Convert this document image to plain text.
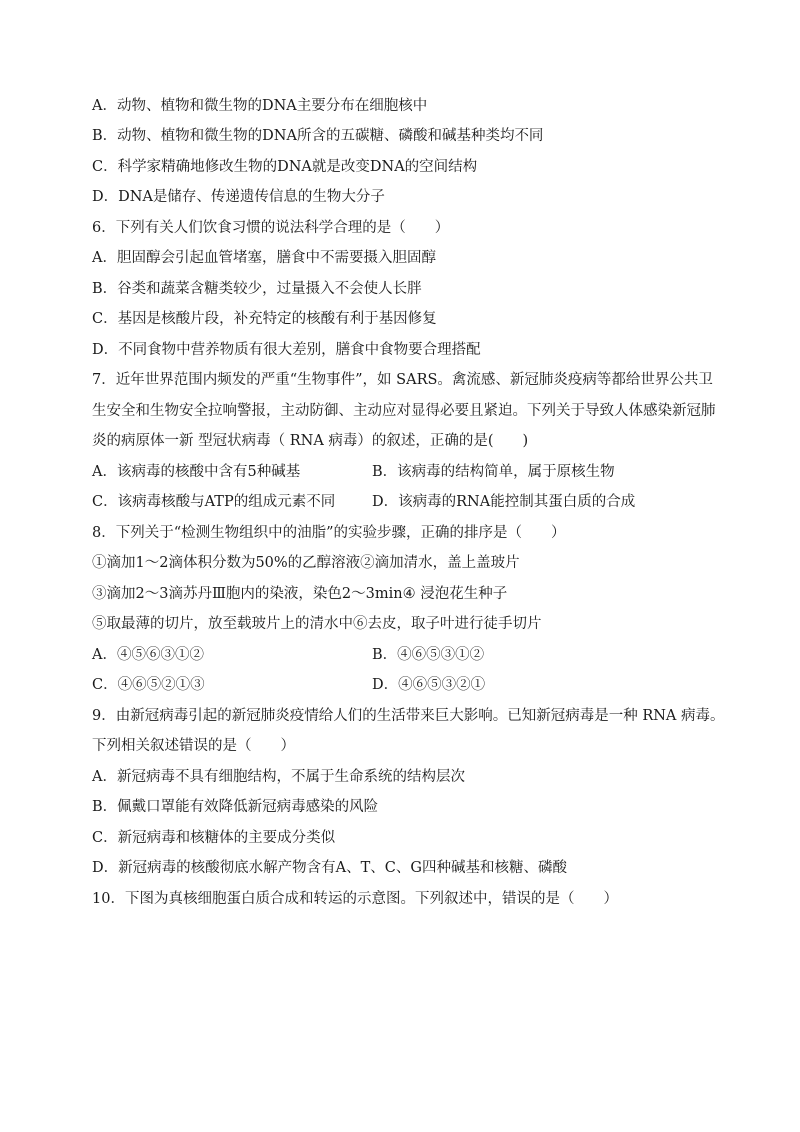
A．动物、植物和微生物的DNA主要分布在细胞核中
B．动物、植物和微生物的DNA所含的五碳糖、磷酸和碱基种类均不同
C．科学家精确地修改生物的DNA就是改变DNA的空间结构
D．DNA是储存、传递遗传信息的生物大分子
6．下列有关人们饮食习惯的说法科学合理的是（　　）
A．胆固醇会引起血管堵塞，膳食中不需要摄入胆固醇
B．谷类和蔬菜含糖类较少，过量摄入不会使人长胖
C．基因是核酸片段，补充特定的核酸有利于基因修复
D．不同食物中营养物质有很大差别，膳食中食物要合理搭配
7．近年世界范围内频发的严重“生物事件”，如 SARS。禽流感、新冠肺炎疫病等都给世界公共卫
生安全和生物安全拉响警报，主动防御、主动应对显得必要且紧迫。下列关于导致人体感染新冠肺
炎的病原体一新 型冠状病毒（ RNA 病毒）的叙述，正确的是(　　)
A．该病毒的核酸中含有5种碱基	B．该病毒的结构简单，属于原核生物
C．该病毒核酸与ATP的组成元素不同	D．该病毒的RNA能控制其蛋白质的合成
8．下列关于“检测生物组织中的油脂”的实验步骤，正确的排序是（　　）
①滴加1～2滴体积分数为50%的乙醇溶液②滴加清水，盖上盖玻片
③滴加2～3滴苏丹Ⅲ胞内的染液，染色2～3min④ 浸泡花生种子
⑤取最薄的切片，放至载玻片上的清水中⑥去皮，取子叶进行徒手切片
A．④⑤⑥③①②	B．④⑥⑤③①②
C．④⑥⑤②①③	D．④⑥⑤③②①
9．由新冠病毒引起的新冠肺炎疫情给人们的生活带来巨大影响。已知新冠病毒是一种 RNA 病毒。
下列相关叙述错误的是（　　）
A．新冠病毒不具有细胞结构，不属于生命系统的结构层次
B．佩戴口罩能有效降低新冠病毒感染的风险
C．新冠病毒和核糖体的主要成分类似
D．新冠病毒的核酸彻底水解产物含有A、T、C、G四种碱基和核糖、磷酸
10．下图为真核细胞蛋白质合成和转运的示意图。下列叙述中，错误的是（　　）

════════

Exercise requirements =>
Leave every image out, and retype the material exactly.

Answer for the task =>
Convert this document image to plain text.
A．动物、植物和微生物的DNA主要分布在细胞核中
B．动物、植物和微生物的DNA所含的五碳糖、磷酸和碱基种类均不同
C．科学家精确地修改生物的DNA就是改变DNA的空间结构
D．DNA是储存、传递遗传信息的生物大分子
6．下列有关人们饮食习惯的说法科学合理的是（　　）
A．胆固醇会引起血管堵塞，膳食中不需要摄入胆固醇
B．谷类和蔬菜含糖类较少，过量摄入不会使人长胖
C．基因是核酸片段，补充特定的核酸有利于基因修复
D．不同食物中营养物质有很大差别，膳食中食物要合理搭配
7．近年世界范围内频发的严重“生物事件”，如 SARS。禽流感、新冠肺炎疫病等都给世界公共卫
生安全和生物安全拉响警报，主动防御、主动应对显得必要且紧迫。下列关于导致人体感染新冠肺
炎的病原体一新 型冠状病毒（ RNA 病毒）的叙述，正确的是(　　)
A．该病毒的核酸中含有5种碱基	B．该病毒的结构简单，属于原核生物
C．该病毒核酸与ATP的组成元素不同	D．该病毒的RNA能控制其蛋白质的合成
8．下列关于“检测生物组织中的油脂”的实验步骤，正确的排序是（　　）
①滴加1～2滴体积分数为50%的乙醇溶液②滴加清水，盖上盖玻片
③滴加2～3滴苏丹Ⅲ胞内的染液，染色2～3min④ 浸泡花生种子
⑤取最薄的切片，放至载玻片上的清水中⑥去皮，取子叶进行徒手切片
A．④⑤⑥③①②	B．④⑥⑤③①②
C．④⑥⑤②①③	D．④⑥⑤③②①
9．由新冠病毒引起的新冠肺炎疫情给人们的生活带来巨大影响。已知新冠病毒是一种 RNA 病毒。
下列相关叙述错误的是（　　）
A．新冠病毒不具有细胞结构，不属于生命系统的结构层次
B．佩戴口罩能有效降低新冠病毒感染的风险
C．新冠病毒和核糖体的主要成分类似
D．新冠病毒的核酸彻底水解产物含有A、T、C、G四种碱基和核糖、磷酸
10．下图为真核细胞蛋白质合成和转运的示意图。下列叙述中，错误的是（　　）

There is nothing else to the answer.